Determine how many lines include the string "міръ". Output that number only.

start STORED DATA

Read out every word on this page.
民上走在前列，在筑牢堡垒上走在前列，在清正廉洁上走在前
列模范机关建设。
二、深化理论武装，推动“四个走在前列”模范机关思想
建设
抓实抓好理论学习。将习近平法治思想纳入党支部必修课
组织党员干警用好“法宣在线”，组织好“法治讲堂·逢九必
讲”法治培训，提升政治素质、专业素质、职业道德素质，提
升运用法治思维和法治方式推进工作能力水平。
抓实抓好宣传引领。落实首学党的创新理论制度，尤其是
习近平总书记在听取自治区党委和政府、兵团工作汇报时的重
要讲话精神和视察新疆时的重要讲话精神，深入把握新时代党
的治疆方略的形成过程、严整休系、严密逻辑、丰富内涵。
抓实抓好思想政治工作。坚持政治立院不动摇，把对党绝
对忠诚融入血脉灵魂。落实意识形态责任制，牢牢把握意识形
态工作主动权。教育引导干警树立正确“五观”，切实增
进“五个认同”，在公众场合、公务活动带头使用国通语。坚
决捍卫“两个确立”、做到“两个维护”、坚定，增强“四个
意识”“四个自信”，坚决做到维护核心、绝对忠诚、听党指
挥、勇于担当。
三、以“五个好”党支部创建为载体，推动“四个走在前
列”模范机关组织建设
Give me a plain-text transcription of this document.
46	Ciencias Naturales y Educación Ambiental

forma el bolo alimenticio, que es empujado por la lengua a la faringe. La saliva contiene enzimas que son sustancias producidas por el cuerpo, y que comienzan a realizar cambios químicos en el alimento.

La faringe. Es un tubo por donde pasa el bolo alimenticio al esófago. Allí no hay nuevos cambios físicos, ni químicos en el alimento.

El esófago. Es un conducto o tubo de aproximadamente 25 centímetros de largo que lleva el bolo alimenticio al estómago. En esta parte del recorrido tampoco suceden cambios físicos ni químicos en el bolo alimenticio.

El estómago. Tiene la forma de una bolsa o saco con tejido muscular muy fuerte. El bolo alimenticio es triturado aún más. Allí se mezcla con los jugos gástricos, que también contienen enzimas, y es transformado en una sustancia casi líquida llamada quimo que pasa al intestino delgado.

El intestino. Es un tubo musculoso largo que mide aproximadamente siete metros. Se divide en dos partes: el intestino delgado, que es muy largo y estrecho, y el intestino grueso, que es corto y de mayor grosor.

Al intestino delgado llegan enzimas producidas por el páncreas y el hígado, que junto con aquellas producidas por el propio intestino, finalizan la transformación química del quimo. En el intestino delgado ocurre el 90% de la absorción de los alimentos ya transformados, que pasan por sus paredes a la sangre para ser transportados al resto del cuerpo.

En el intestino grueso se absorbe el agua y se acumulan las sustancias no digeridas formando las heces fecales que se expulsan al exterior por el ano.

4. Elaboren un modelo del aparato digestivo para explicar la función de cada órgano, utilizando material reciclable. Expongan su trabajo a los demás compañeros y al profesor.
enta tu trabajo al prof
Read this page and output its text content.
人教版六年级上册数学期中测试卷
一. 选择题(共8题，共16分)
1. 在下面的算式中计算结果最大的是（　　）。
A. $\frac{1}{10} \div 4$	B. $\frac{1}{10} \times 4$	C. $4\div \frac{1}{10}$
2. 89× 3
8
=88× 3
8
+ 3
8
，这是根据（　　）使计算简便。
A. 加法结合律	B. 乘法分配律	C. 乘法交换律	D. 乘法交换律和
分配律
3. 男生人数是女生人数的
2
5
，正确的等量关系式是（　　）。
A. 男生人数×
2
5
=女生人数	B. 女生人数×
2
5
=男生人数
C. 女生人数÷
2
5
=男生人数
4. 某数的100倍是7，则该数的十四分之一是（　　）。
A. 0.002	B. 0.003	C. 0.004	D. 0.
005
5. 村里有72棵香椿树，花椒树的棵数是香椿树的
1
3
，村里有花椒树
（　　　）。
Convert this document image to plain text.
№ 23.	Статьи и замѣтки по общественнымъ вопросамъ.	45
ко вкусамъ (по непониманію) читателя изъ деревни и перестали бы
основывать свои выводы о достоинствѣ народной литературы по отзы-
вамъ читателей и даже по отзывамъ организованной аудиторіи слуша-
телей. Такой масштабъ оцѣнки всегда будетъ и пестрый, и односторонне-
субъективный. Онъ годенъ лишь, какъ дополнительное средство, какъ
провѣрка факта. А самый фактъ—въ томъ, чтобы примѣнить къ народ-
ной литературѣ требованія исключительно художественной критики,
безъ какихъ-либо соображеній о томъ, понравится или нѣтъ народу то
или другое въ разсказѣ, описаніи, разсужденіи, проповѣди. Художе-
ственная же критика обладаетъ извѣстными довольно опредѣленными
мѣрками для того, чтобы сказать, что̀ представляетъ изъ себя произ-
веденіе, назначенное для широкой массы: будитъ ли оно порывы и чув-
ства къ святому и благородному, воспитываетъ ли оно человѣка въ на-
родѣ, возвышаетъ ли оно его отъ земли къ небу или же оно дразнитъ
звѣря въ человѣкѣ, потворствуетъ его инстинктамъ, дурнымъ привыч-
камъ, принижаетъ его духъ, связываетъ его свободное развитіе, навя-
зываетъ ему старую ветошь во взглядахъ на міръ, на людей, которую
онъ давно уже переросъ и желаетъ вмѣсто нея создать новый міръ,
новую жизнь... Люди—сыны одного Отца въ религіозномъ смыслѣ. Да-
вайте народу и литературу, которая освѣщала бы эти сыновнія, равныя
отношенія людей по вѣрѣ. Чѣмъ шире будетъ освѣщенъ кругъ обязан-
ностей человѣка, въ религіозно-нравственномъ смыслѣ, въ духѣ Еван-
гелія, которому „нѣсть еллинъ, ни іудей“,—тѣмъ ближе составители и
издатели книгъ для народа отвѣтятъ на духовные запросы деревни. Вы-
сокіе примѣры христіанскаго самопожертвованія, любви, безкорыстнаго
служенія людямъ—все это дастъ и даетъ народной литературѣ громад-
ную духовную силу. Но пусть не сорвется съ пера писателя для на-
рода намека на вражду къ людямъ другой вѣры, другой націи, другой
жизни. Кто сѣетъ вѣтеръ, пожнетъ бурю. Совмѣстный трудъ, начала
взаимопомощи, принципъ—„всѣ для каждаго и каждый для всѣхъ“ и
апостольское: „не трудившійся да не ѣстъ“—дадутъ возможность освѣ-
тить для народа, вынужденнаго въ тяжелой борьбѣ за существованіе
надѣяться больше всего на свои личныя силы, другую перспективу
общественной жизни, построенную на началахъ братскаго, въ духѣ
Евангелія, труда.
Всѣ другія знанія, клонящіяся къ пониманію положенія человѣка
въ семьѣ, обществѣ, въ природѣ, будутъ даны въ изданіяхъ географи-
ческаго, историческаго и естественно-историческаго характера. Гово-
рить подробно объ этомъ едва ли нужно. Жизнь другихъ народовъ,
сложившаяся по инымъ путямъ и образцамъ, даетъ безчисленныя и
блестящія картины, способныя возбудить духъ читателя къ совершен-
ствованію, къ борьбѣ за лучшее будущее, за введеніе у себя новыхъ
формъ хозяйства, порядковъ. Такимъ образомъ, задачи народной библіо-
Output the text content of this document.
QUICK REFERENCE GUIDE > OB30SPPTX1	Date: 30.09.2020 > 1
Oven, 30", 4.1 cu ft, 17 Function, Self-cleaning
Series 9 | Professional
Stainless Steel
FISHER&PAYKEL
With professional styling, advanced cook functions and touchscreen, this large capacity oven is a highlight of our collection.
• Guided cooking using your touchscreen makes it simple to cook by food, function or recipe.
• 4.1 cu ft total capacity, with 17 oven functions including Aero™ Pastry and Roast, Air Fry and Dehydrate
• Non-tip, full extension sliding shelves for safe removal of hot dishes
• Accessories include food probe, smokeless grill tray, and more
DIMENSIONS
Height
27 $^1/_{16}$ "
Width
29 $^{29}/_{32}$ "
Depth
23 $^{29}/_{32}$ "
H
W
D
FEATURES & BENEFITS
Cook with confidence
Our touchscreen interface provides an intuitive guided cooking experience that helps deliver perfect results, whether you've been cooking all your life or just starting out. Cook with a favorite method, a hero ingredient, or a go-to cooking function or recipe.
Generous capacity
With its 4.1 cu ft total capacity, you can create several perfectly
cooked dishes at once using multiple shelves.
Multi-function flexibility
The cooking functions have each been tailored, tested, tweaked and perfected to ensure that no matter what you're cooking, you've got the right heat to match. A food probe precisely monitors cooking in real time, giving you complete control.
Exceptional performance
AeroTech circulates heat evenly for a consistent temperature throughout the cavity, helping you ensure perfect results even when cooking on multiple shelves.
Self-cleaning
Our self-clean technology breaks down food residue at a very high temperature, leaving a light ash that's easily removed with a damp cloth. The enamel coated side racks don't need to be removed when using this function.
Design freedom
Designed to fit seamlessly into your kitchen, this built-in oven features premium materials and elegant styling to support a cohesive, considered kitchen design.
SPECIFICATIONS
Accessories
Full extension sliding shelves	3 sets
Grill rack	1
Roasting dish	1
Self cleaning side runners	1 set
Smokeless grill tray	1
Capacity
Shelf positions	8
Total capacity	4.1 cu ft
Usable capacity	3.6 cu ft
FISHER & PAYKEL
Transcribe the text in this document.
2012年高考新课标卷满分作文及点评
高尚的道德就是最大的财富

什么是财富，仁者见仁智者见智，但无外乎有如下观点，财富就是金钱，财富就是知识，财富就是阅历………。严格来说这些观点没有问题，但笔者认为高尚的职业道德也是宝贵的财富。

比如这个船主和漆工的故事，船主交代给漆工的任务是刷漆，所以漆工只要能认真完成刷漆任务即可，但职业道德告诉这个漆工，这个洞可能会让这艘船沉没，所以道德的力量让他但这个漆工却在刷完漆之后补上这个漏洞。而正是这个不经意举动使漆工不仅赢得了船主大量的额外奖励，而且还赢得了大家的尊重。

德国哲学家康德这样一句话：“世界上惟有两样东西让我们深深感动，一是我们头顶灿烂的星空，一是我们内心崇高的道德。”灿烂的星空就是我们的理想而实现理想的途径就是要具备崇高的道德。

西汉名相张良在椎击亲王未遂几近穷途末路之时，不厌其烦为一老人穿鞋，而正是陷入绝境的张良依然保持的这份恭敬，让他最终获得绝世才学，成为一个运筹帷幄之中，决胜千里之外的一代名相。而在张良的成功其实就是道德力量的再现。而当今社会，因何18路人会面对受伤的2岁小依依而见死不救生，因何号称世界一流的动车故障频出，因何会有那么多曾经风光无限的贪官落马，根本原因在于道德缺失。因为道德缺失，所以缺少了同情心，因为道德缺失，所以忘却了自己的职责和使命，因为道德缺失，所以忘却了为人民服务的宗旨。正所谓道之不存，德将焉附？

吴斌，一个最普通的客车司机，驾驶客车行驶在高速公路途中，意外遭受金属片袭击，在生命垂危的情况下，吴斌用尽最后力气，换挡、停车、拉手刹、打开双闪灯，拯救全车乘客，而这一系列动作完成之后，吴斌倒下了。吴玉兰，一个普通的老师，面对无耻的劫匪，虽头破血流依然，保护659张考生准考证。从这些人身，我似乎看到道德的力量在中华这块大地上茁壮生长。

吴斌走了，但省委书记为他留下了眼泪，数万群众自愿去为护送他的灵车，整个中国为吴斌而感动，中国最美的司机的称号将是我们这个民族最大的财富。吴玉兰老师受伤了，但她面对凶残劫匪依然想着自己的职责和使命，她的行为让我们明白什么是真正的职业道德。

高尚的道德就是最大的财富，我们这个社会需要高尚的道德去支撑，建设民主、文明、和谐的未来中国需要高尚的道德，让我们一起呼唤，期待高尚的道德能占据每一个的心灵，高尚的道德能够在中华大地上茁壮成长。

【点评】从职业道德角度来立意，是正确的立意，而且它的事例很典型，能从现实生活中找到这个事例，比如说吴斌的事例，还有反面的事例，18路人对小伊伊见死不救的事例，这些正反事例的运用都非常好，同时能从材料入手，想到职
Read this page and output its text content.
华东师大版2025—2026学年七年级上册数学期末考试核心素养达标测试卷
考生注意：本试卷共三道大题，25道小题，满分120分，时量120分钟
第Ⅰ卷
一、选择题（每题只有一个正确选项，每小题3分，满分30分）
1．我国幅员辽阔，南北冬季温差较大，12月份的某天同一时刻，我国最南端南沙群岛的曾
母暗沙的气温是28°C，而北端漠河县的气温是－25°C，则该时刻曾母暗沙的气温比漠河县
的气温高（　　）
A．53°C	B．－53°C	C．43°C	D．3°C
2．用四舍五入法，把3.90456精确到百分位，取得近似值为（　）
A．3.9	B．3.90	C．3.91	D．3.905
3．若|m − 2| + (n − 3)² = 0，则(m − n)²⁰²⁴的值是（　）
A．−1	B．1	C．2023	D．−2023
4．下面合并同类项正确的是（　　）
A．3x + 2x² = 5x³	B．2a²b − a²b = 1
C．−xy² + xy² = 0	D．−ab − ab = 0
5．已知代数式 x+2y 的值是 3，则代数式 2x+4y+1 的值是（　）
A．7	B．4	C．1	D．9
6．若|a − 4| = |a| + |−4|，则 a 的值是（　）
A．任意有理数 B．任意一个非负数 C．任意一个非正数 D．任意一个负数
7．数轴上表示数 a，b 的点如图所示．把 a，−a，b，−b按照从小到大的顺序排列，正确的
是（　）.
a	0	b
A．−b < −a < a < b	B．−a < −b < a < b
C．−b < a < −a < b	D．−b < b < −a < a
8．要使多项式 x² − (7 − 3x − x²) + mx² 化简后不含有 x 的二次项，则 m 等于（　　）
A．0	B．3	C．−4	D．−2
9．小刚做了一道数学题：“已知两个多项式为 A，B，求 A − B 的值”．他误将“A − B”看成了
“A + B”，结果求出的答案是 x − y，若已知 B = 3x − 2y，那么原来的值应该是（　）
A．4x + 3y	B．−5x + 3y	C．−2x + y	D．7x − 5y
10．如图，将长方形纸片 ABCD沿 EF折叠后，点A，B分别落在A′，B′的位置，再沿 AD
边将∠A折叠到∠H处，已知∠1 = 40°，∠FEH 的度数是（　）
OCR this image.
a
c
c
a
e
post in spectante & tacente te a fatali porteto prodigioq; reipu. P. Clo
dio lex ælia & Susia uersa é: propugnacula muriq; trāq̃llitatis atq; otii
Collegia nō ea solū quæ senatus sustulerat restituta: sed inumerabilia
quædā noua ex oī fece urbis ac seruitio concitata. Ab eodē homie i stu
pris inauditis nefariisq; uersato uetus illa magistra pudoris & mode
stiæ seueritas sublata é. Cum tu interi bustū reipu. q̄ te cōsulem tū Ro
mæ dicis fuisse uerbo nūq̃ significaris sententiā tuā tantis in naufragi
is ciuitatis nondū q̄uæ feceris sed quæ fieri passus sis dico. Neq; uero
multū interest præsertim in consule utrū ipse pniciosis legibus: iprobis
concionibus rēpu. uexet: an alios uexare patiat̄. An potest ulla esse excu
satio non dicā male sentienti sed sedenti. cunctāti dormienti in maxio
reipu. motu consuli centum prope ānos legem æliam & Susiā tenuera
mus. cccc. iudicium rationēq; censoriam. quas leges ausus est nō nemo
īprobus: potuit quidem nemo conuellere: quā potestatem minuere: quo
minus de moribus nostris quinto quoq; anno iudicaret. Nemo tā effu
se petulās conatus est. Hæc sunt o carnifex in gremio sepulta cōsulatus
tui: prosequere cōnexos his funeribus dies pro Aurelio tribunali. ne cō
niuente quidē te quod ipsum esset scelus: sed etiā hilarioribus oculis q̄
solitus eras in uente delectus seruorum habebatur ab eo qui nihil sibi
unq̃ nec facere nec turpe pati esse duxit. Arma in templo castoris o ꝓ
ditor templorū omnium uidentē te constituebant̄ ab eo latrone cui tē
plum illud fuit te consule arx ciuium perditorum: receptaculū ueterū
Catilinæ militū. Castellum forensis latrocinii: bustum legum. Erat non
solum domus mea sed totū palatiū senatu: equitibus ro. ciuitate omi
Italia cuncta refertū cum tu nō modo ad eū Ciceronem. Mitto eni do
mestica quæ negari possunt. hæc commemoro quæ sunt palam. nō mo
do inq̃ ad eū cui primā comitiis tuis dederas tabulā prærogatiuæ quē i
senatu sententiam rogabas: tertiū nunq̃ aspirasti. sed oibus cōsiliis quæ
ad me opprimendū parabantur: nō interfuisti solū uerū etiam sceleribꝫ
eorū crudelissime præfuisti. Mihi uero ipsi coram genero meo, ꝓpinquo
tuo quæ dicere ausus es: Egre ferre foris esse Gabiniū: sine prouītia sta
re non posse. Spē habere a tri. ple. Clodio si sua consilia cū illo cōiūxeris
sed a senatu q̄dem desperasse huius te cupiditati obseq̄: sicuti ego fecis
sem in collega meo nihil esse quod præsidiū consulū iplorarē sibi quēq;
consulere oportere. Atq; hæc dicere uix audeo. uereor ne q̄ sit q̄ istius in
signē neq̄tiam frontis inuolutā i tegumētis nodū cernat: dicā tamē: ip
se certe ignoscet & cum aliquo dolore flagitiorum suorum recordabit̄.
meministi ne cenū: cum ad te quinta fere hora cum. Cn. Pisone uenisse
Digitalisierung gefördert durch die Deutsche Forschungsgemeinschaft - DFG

end STORED DATA

#### SOLUTION FOR THIS EXERCISE:
2